[Start Records provided]

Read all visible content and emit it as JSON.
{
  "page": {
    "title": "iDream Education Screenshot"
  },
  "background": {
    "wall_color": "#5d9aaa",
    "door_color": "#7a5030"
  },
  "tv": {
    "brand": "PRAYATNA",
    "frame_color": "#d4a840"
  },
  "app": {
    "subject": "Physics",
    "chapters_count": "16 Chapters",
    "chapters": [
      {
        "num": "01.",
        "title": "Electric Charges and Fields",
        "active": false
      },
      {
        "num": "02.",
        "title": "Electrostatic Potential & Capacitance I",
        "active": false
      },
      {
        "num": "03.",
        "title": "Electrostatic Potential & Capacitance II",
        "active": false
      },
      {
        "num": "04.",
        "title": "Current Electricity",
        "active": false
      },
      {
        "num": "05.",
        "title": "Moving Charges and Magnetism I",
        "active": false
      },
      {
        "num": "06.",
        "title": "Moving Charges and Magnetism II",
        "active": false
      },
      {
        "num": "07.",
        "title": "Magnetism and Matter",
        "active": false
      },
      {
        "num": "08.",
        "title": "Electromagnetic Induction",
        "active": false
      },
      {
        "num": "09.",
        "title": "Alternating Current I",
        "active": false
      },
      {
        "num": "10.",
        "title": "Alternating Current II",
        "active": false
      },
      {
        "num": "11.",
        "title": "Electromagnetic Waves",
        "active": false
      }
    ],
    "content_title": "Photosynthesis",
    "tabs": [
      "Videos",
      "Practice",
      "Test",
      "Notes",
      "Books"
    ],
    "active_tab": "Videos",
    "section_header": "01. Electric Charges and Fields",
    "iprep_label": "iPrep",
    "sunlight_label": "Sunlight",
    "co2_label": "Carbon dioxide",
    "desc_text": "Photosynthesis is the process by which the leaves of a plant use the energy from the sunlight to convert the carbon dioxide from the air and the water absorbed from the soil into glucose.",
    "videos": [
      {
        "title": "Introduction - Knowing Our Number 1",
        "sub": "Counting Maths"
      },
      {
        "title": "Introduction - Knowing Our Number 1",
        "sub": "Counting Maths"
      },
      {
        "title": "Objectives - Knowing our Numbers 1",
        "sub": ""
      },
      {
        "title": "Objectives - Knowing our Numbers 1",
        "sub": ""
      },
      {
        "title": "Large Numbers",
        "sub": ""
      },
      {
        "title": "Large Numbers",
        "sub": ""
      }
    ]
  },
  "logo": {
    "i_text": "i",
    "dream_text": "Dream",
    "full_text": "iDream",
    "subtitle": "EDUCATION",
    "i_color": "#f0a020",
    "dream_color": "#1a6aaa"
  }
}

[End Records provided]

▸ **Exercise aim**
Copy the material above verbatim.

▸ **Expected output**
Read all visible content and emit it as JSON.
{
  "page": {
    "title": "iDream Education Screenshot"
  },
  "background": {
    "wall_color": "#5d9aaa",
    "door_color": "#7a5030"
  },
  "tv": {
    "brand": "PRAYATNA",
    "frame_color": "#d4a840"
  },
  "app": {
    "subject": "Physics",
    "chapters_count": "16 Chapters",
    "chapters": [
      {
        "num": "01.",
        "title": "Electric Charges and Fields",
        "active": false
      },
      {
        "num": "02.",
        "title": "Electrostatic Potential & Capacitance I",
        "active": false
      },
      {
        "num": "03.",
        "title": "Electrostatic Potential & Capacitance II",
        "active": false
      },
      {
        "num": "04.",
        "title": "Current Electricity",
        "active": false
      },
      {
        "num": "05.",
        "title": "Moving Charges and Magnetism I",
        "active": false
      },
      {
        "num": "06.",
        "title": "Moving Charges and Magnetism II",
        "active": false
      },
      {
        "num": "07.",
        "title": "Magnetism and Matter",
        "active": false
      },
      {
        "num": "08.",
        "title": "Electromagnetic Induction",
        "active": false
      },
      {
        "num": "09.",
        "title": "Alternating Current I",
        "active": false
      },
      {
        "num": "10.",
        "title": "Alternating Current II",
        "active": false
      },
      {
        "num": "11.",
        "title": "Electromagnetic Waves",
        "active": false
      }
    ],
    "content_title": "Photosynthesis",
    "tabs": [
      "Videos",
      "Practice",
      "Test",
      "Notes",
      "Books"
    ],
    "active_tab": "Videos",
    "section_header": "01. Electric Charges and Fields",
    "iprep_label": "iPrep",
    "sunlight_label": "Sunlight",
    "co2_label": "Carbon dioxide",
    "desc_text": "Photosynthesis is the process by which the leaves of a plant use the energy from the sunlight to convert the carbon dioxide from the air and the water absorbed from the soil into glucose.",
    "videos": [
      {
        "title": "Introduction - Knowing Our Number 1",
        "sub": "Counting Maths"
      },
      {
        "title": "Introduction - Knowing Our Number 1",
        "sub": "Counting Maths"
      },
      {
        "title": "Objectives - Knowing our Numbers 1",
        "sub": ""
      },
      {
        "title": "Objectives - Knowing our Numbers 1",
        "sub": ""
      },
      {
        "title": "Large Numbers",
        "sub": ""
      },
      {
        "title": "Large Numbers",
        "sub": ""
      }
    ]
  },
  "logo": {
    "i_text": "i",
    "dream_text": "Dream",
    "full_text": "iDream",
    "subtitle": "EDUCATION",
    "i_color": "#f0a020",
    "dream_color": "#1a6aaa"
  }
}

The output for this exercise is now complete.